Here are some entries; quote each one exactly.

— BEGIN Rows —

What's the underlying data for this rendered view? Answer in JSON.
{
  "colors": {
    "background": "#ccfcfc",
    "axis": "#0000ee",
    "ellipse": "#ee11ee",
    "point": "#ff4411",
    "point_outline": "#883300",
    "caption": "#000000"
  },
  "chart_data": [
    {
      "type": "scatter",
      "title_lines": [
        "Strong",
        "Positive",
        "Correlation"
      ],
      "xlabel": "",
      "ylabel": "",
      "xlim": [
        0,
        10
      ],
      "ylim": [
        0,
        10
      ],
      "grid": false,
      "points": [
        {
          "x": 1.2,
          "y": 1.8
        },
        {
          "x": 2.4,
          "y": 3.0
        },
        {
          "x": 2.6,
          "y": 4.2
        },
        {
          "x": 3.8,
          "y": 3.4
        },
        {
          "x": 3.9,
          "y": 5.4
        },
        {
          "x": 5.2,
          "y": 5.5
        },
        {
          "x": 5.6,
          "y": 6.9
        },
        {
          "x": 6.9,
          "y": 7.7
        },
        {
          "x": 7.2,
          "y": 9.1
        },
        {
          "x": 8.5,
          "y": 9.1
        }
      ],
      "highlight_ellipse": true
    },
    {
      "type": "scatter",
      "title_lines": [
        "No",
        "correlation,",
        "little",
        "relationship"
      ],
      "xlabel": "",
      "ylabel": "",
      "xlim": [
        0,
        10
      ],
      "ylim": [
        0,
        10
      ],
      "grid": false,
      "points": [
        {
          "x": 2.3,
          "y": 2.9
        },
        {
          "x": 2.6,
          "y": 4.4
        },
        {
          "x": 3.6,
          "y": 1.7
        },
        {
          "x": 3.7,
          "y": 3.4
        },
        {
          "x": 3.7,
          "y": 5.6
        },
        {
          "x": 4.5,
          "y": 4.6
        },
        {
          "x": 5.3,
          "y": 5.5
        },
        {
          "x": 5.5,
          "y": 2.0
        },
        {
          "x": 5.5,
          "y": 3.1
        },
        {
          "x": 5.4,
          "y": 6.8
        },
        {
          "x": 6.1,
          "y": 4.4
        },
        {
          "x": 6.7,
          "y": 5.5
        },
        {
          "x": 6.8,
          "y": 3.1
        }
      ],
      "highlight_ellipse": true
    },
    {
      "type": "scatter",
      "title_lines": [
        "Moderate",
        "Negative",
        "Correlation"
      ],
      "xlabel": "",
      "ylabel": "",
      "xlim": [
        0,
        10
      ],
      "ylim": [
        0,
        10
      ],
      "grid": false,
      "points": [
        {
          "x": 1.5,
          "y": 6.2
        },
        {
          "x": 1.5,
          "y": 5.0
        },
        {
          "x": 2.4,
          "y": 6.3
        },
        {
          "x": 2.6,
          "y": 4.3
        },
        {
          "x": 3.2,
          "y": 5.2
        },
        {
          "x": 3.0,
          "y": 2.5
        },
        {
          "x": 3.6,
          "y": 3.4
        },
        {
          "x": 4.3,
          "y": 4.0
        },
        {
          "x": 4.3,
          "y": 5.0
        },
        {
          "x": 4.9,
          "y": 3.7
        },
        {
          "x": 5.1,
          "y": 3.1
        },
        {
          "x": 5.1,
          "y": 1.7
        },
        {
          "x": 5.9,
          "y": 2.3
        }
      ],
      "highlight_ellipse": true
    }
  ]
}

— END Rows —

## Answer below
What's the underlying data for this rendered view? Answer in JSON.
{
  "colors": {
    "background": "#ccfcfc",
    "axis": "#0000ee",
    "ellipse": "#ee11ee",
    "point": "#ff4411",
    "point_outline": "#883300",
    "caption": "#000000"
  },
  "chart_data": [
    {
      "type": "scatter",
      "title_lines": [
        "Strong",
        "Positive",
        "Correlation"
      ],
      "xlabel": "",
      "ylabel": "",
      "xlim": [
        0,
        10
      ],
      "ylim": [
        0,
        10
      ],
      "grid": false,
      "points": [
        {
          "x": 1.2,
          "y": 1.8
        },
        {
          "x": 2.4,
          "y": 3.0
        },
        {
          "x": 2.6,
          "y": 4.2
        },
        {
          "x": 3.8,
          "y": 3.4
        },
        {
          "x": 3.9,
          "y": 5.4
        },
        {
          "x": 5.2,
          "y": 5.5
        },
        {
          "x": 5.6,
          "y": 6.9
        },
        {
          "x": 6.9,
          "y": 7.7
        },
        {
          "x": 7.2,
          "y": 9.1
        },
        {
          "x": 8.5,
          "y": 9.1
        }
      ],
      "highlight_ellipse": true
    },
    {
      "type": "scatter",
      "title_lines": [
        "No",
        "correlation,",
        "little",
        "relationship"
      ],
      "xlabel": "",
      "ylabel": "",
      "xlim": [
        0,
        10
      ],
      "ylim": [
        0,
        10
      ],
      "grid": false,
      "points": [
        {
          "x": 2.3,
          "y": 2.9
        },
        {
          "x": 2.6,
          "y": 4.4
        },
        {
          "x": 3.6,
          "y": 1.7
        },
        {
          "x": 3.7,
          "y": 3.4
        },
        {
          "x": 3.7,
          "y": 5.6
        },
        {
          "x": 4.5,
          "y": 4.6
        },
        {
          "x": 5.3,
          "y": 5.5
        },
        {
          "x": 5.5,
          "y": 2.0
        },
        {
          "x": 5.5,
          "y": 3.1
        },
        {
          "x": 5.4,
          "y": 6.8
        },
        {
          "x": 6.1,
          "y": 4.4
        },
        {
          "x": 6.7,
          "y": 5.5
        },
        {
          "x": 6.8,
          "y": 3.1
        }
      ],
      "highlight_ellipse": true
    },
    {
      "type": "scatter",
      "title_lines": [
        "Moderate",
        "Negative",
        "Correlation"
      ],
      "xlabel": "",
      "ylabel": "",
      "xlim": [
        0,
        10
      ],
      "ylim": [
        0,
        10
      ],
      "grid": false,
      "points": [
        {
          "x": 1.5,
          "y": 6.2
        },
        {
          "x": 1.5,
          "y": 5.0
        },
        {
          "x": 2.4,
          "y": 6.3
        },
        {
          "x": 2.6,
          "y": 4.3
        },
        {
          "x": 3.2,
          "y": 5.2
        },
        {
          "x": 3.0,
          "y": 2.5
        },
        {
          "x": 3.6,
          "y": 3.4
        },
        {
          "x": 4.3,
          "y": 4.0
        },
        {
          "x": 4.3,
          "y": 5.0
        },
        {
          "x": 4.9,
          "y": 3.7
        },
        {
          "x": 5.1,
          "y": 3.1
        },
        {
          "x": 5.1,
          "y": 1.7
        },
        {
          "x": 5.9,
          "y": 2.3
        }
      ],
      "highlight_ellipse": true
    }
  ]
}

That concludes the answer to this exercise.